▶ **The exercise**: Your copy of the material must match it exactly, except that pictures are dropped.

— begin —

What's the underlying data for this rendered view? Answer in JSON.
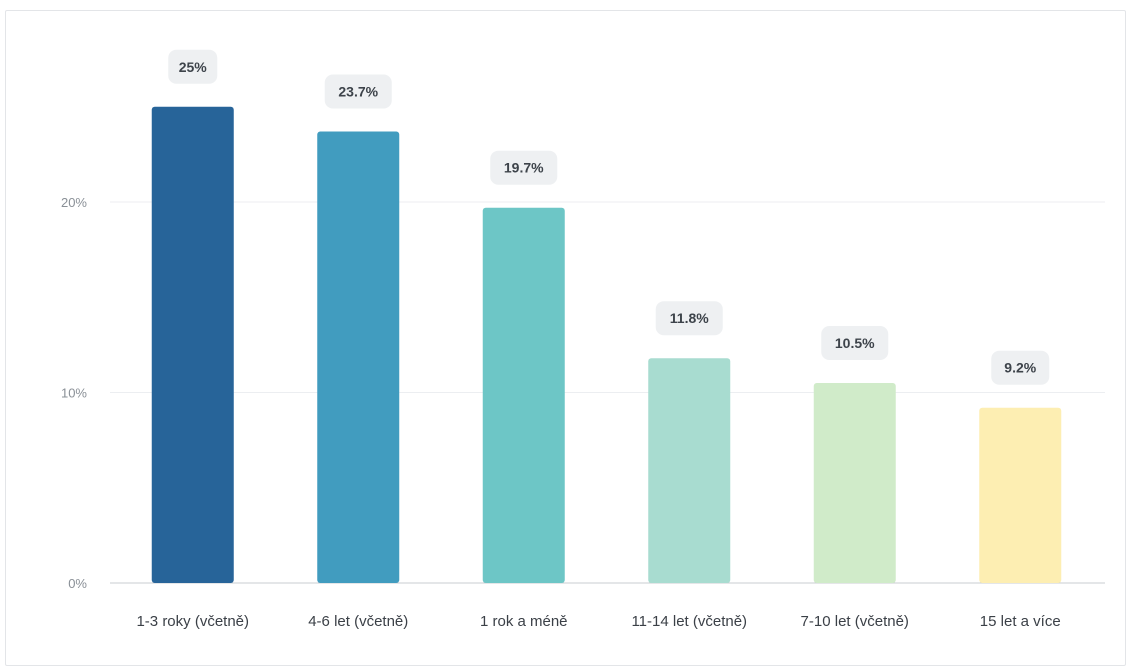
{
  "chart_data": {
    "type": "bar",
    "categories": [
      "1-3 roky (včetně)",
      "4-6 let (včetně)",
      "1 rok a méně",
      "11-14 let (včetně)",
      "7-10 let (včetně)",
      "15 let a více"
    ],
    "values": [
      25,
      23.7,
      19.7,
      11.8,
      10.5,
      9.2
    ],
    "data_labels": [
      "25%",
      "23.7%",
      "19.7%",
      "11.8%",
      "10.5%",
      "9.2%"
    ],
    "bar_colors": [
      "#276499",
      "#419cbf",
      "#6dc6c6",
      "#a8dcd0",
      "#d0ebc9",
      "#fdeeb2"
    ],
    "yticks": [
      0,
      10,
      20
    ],
    "ytick_labels": [
      "0%",
      "10%",
      "20%"
    ],
    "ylim": [
      0,
      25
    ],
    "grid": true,
    "legend": "none",
    "title": "",
    "xlabel": "",
    "ylabel": ""
  }
}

— end —

▶ **Task solution**:
What's the underlying data for this rendered view? Answer in JSON.
{
  "chart_data": {
    "type": "bar",
    "categories": [
      "1-3 roky (včetně)",
      "4-6 let (včetně)",
      "1 rok a méně",
      "11-14 let (včetně)",
      "7-10 let (včetně)",
      "15 let a více"
    ],
    "values": [
      25,
      23.7,
      19.7,
      11.8,
      10.5,
      9.2
    ],
    "data_labels": [
      "25%",
      "23.7%",
      "19.7%",
      "11.8%",
      "10.5%",
      "9.2%"
    ],
    "bar_colors": [
      "#276499",
      "#419cbf",
      "#6dc6c6",
      "#a8dcd0",
      "#d0ebc9",
      "#fdeeb2"
    ],
    "yticks": [
      0,
      10,
      20
    ],
    "ytick_labels": [
      "0%",
      "10%",
      "20%"
    ],
    "ylim": [
      0,
      25
    ],
    "grid": true,
    "legend": "none",
    "title": "",
    "xlabel": "",
    "ylabel": ""
  }
}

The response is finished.